Extracted records:

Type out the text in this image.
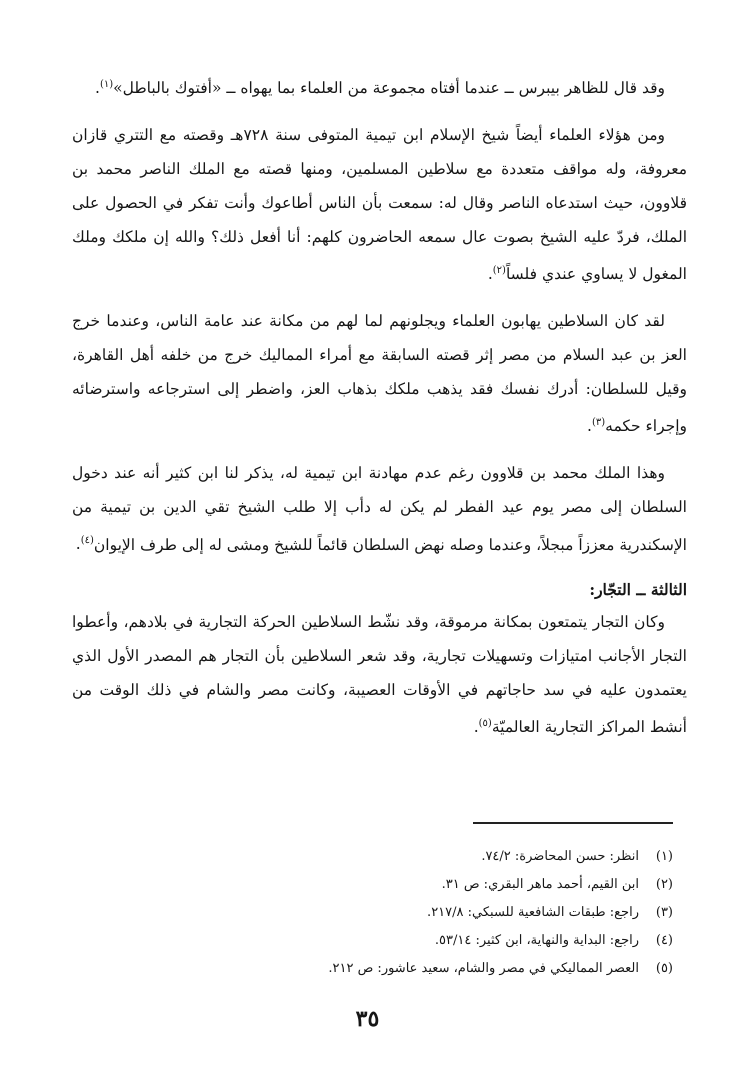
وقد قال للظاهر بيبرس ــ عندما أفتاه مجموعة من العلماء بما يهواه ــ «أفتوك بالباطل»$^{(١)}$.

ومن هؤلاء العلماء أيضاً شيخ الإسلام ابن تيمية المتوفى سنة ٧٢٨هـ وقصته مع التتري قازان معروفة، وله مواقف متعددة مع سلاطين المسلمين، ومنها قصته مع الملك الناصر محمد بن قلاوون، حيث استدعاه الناصر وقال له: سمعت بأن الناس أطاعوك وأنت تفكر في الحصول على الملك، فردّ عليه الشيخ بصوت عال سمعه الحاضرون كلهم: أنا أفعل ذلك؟ والله إن ملكك وملك المغول لا يساوي عندي فلساً$^{(٢)}$.

لقد كان السلاطين يهابون العلماء ويجلونهم لما لهم من مكانة عند عامة الناس، وعندما خرج العز بن عبد السلام من مصر إثر قصته السابقة مع أمراء المماليك خرج من خلفه أهل القاهرة، وقيل للسلطان: أدرك نفسك فقد يذهب ملكك بذهاب العز، واضطر إلى استرجاعه واسترضائه وإجراء حكمه$^{(٣)}$.

وهذا الملك محمد بن قلاوون رغم عدم مهادنة ابن تيمية له، يذكر لنا ابن كثير أنه عند دخول السلطان إلى مصر يوم عيد الفطر لم يكن له دأب إلا طلب الشيخ تقي الدين بن تيمية من الإسكندرية معززاً مبجلاً، وعندما وصله نهض السلطان قائماً للشيخ ومشى له إلى طرف الإيوان$^{(٤)}$.

الثالثة ــ التجّار:

وكان التجار يتمتعون بمكانة مرموقة، وقد نشّط السلاطين الحركة التجارية في بلادهم، وأعطوا التجار الأجانب امتيازات وتسهيلات تجارية، وقد شعر السلاطين بأن التجار هم المصدر الأول الذي يعتمدون عليه في سد حاجاتهم في الأوقات العصيبة، وكانت مصر والشام في ذلك الوقت من أنشط المراكز التجارية العالميّة$^{(٥)}$.

(١)انظر: حسن المحاضرة: ٧٤/٢.

(٢)ابن القيم، أحمد ماهر البقري: ص ٣١.

(٣)راجع: طبقات الشافعية للسبكي: ٢١٧/٨.

(٤)راجع: البداية والنهاية، ابن كثير: ٥٣/١٤.

(٥)العصر المماليكي في مصر والشام، سعيد عاشور: ص ٢١٢.

٣٥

(Aim) Where a line contains the string "كثير", extract that line.

(Completed task)
وهذا الملك محمد بن قلاوون رغم عدم مهادنة ابن تيمية له، يذكر لنا ابن كثير أنه عند دخول السلطان إلى مصر يوم عيد الفطر لم يكن له دأب إلا طلب الشيخ تقي الدين بن تيمية من الإسكندرية معززاً مبجلاً، وعندما وصله نهض السلطان قائماً للشيخ ومشى له إلى طرف الإيوان$^{(٤)}$.
(٤)راجع: البداية والنهاية، ابن كثير: ٥٣/١٤.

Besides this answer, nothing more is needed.